═══ Source text

If given the information below, how do you calculate the $K_c$ for the reaction $2HF(aq) + C_2O_4^(2-)(aq) rightleftharpoons 2F^(-)(aq) + H_2C_2O_4(aq)$?

You know that

$color(white)(aaaa)"HF"_ ((aq)) rightleftharpoons "H"_ ((aq))^(+) + "F"_ ((aq))^(-)" "K_(c1) = 6.8 * 10^(-4)$

$"H"_ 2"C"_ 2"O"_ (4(aq)) rightleftharpoons 2"H"_ ((aq))^(+) + "C" _ 2"O"_ (4(aq))^(2-)" "K_(c2) = 3.8 * 10^(-6)$

Before moving on, take the time to write the expressions of the two given to you.

You will have

$K_(c1) = (["H"^(+)] * ["F"^(-)])/(["HF"])$

$K_(c2) = (["H"^(+)]^2 * ["C"_2"O"_4^(2-)])/(["H"_2"C"_2"O"_4])$

Now, notice that your target equilibrium

$color(red)(2)"HF" _ ((aq)) + "C" _ 2"O"_ (4(aq))^(2-) rightleftharpoons color(red)(2)"F"_ ((aq))^(-) + "H"_ 2"C"_ 2"O"_ (4(aq))$

has the oxalate anion on the products' side, so star by reversing the second equilibrium

$2"H"_ ((aq))^(+) + "C" _ 2"O"_ (4(aq))^(2-) rightleftharpoons "H"_ 2"C"_ 2"O"_ (4(aq))$

The new equilibrium constant for this reaction is

$K_(c2)^' = (["H"_2"C"_2"O"_4])/(["H"^(+)]^2 * ["C"_2"O"_4^(2-)])$

As you can see, you can write this as

$K_ (c2)^' = 1/K_(c2)$

$K_( c2)^' = 1/ (3.6 * 10^(-6))= 2.8 * 10^5$

Moreover, the target reaction uses $color(red)(2)$ moles of hydrofluoric acid and $color(red)(2)$ moles of fluoride anions, so multiply the first equilibrium by $color(red)(2)$.

══════

- _Exercise task_
Please answer these from the K_c walkthrough:
1. What value does it give for K_c1 for the HF equilibrium?
2. Which of the two given equilibria does it reverse first?
3. By what number does it say to multiply the first equilibrium?
The listing that comes next is separate material with no link to the K_c walkthrough.

═══ Given entries

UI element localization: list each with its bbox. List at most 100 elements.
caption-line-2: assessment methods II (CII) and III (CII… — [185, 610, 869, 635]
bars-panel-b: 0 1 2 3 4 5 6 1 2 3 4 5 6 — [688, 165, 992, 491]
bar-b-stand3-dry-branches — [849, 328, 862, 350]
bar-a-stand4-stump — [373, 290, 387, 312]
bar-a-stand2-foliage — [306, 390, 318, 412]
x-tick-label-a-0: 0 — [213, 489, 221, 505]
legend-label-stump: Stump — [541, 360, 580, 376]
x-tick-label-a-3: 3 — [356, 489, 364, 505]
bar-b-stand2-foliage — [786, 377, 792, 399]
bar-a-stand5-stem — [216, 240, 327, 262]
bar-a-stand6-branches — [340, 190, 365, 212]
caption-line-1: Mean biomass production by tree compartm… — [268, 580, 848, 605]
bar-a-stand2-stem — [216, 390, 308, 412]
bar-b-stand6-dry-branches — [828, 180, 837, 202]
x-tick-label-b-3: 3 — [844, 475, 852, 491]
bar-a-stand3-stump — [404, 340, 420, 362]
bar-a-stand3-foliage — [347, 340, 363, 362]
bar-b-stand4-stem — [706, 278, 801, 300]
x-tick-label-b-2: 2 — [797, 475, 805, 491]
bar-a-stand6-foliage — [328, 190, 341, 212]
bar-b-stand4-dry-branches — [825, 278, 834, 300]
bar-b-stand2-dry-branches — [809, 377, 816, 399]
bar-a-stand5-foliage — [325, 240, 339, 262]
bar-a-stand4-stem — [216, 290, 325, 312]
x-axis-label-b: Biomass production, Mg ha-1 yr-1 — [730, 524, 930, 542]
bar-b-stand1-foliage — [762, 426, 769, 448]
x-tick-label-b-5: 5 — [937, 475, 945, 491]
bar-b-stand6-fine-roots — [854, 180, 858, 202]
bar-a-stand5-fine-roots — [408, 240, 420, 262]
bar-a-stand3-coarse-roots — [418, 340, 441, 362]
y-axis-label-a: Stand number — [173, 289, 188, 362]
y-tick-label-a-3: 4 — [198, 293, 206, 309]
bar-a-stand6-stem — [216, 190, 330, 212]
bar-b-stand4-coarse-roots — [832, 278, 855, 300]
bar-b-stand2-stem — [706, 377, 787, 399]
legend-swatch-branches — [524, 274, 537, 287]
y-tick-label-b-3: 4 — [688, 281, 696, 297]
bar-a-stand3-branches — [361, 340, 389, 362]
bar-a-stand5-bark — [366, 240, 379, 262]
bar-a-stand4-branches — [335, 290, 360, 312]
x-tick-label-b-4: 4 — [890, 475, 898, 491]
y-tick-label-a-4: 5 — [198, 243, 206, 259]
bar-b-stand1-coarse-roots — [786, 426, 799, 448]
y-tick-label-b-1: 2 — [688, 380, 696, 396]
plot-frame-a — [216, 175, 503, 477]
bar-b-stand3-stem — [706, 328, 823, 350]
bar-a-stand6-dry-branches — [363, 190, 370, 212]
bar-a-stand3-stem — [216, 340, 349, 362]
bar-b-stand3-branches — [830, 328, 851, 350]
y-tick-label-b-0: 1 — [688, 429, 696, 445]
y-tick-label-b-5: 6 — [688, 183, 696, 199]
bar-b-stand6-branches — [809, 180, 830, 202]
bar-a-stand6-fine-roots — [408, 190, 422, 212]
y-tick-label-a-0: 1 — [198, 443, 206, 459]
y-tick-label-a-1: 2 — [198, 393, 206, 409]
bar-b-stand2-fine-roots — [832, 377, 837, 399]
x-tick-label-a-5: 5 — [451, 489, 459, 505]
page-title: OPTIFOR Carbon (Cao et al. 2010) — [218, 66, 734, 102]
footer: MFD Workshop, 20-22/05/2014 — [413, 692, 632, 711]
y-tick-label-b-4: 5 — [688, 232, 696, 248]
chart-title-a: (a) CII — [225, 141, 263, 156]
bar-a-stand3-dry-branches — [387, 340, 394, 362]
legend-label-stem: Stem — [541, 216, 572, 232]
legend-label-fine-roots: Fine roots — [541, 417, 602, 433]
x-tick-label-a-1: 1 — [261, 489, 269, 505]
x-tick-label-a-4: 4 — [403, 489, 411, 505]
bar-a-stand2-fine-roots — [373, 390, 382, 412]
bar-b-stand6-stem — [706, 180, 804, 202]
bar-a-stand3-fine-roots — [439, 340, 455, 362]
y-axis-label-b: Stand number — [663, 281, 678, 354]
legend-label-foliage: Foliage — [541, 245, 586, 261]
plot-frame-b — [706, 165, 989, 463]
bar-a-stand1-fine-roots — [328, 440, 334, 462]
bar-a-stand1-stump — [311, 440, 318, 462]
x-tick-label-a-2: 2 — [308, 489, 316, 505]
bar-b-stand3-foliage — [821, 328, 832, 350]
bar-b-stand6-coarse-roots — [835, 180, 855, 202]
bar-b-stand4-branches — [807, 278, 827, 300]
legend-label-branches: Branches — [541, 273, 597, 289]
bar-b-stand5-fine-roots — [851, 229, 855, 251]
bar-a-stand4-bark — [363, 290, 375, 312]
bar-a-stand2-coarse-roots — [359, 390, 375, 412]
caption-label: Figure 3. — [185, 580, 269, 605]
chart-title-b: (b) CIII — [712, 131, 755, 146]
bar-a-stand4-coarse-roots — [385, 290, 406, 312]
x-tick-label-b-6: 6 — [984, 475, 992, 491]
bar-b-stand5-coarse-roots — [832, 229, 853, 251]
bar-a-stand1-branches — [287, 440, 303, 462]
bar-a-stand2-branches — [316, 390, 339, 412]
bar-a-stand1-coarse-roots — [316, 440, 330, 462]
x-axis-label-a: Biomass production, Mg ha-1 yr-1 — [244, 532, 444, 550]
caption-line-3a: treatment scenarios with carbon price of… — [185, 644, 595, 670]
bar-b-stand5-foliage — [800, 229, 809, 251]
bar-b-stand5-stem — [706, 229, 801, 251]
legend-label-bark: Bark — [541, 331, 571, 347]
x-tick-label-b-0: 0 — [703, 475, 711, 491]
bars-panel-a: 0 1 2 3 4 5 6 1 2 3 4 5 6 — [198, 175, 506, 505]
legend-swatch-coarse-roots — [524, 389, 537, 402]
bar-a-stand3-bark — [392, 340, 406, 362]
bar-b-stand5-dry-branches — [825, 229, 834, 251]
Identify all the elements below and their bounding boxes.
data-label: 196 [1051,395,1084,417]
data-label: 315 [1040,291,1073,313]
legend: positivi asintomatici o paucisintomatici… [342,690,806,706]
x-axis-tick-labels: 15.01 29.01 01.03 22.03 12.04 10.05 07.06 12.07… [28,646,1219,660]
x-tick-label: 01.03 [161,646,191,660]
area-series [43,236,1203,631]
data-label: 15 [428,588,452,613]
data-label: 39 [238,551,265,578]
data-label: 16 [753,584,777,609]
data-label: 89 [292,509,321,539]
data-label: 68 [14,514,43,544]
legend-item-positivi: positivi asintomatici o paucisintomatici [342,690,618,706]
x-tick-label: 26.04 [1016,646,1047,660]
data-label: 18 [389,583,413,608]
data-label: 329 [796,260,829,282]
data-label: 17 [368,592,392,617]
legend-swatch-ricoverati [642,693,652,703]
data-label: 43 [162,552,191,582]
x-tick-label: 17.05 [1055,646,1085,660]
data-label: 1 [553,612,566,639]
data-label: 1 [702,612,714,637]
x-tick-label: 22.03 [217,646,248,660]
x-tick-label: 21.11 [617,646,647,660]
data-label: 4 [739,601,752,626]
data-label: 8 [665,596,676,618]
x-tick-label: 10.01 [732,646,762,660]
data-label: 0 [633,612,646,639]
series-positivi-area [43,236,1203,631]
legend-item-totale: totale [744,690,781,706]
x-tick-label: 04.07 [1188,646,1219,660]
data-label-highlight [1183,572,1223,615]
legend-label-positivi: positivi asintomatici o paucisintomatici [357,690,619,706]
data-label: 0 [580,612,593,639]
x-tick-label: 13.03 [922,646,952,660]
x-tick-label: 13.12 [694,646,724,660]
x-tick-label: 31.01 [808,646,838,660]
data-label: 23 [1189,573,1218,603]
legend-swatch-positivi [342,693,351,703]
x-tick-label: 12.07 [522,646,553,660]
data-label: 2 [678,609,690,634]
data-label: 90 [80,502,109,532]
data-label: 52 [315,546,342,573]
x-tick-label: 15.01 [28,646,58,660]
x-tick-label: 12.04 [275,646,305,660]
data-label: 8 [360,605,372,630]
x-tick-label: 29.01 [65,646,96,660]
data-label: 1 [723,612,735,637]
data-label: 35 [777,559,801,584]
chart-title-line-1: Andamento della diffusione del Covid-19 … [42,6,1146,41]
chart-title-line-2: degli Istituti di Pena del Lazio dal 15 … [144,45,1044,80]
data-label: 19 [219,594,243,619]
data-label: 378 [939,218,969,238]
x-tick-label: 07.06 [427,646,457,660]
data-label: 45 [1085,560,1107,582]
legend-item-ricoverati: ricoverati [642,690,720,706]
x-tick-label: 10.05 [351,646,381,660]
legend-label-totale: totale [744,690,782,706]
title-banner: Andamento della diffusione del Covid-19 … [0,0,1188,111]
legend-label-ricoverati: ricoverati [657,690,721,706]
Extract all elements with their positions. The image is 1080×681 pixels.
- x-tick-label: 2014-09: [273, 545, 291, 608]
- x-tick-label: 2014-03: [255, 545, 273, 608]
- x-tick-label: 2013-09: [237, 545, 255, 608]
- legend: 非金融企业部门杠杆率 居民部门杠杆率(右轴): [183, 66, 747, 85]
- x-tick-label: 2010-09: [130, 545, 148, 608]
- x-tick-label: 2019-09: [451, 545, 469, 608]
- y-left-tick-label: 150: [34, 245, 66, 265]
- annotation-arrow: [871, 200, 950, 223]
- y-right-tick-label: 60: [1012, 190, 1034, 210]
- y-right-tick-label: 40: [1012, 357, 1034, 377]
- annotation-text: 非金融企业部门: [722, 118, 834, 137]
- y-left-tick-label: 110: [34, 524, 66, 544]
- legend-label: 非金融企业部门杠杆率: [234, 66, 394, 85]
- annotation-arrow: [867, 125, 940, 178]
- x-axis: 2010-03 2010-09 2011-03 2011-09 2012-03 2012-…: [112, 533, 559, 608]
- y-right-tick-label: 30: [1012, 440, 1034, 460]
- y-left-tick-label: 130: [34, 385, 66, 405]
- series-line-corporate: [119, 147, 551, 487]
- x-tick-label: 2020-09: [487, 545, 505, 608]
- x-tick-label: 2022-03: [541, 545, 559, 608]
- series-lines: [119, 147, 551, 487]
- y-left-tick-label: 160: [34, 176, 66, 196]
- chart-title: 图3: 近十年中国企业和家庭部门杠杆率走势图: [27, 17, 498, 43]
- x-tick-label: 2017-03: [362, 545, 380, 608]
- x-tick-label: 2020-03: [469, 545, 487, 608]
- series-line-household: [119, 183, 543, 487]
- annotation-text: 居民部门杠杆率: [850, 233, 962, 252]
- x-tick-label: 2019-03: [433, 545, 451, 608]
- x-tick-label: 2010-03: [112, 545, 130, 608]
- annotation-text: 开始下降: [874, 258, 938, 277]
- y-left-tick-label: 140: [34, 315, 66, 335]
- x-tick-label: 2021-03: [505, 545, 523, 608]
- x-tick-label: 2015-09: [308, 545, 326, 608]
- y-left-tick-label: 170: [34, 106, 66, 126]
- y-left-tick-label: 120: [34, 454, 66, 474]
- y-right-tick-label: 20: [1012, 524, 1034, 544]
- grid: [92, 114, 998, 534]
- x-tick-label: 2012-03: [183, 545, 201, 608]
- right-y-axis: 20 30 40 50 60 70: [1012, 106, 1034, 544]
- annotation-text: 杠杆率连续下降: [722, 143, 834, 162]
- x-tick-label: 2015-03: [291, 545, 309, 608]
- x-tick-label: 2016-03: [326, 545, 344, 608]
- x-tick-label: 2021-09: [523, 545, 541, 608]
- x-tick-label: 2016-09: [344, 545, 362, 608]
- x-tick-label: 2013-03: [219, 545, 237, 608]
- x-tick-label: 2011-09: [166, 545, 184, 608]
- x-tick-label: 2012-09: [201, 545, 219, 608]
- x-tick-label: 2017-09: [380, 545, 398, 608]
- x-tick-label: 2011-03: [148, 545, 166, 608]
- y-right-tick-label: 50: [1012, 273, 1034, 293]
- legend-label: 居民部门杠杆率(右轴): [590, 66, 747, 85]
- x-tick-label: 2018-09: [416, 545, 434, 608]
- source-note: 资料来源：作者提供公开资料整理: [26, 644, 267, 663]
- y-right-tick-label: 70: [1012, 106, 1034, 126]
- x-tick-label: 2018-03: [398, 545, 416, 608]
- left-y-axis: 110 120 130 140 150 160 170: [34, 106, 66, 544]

══════

- _Completed exercise_
1. 6.8 × 10^(-4)
2. The second one, the dissociation of H2C2O4
3. 2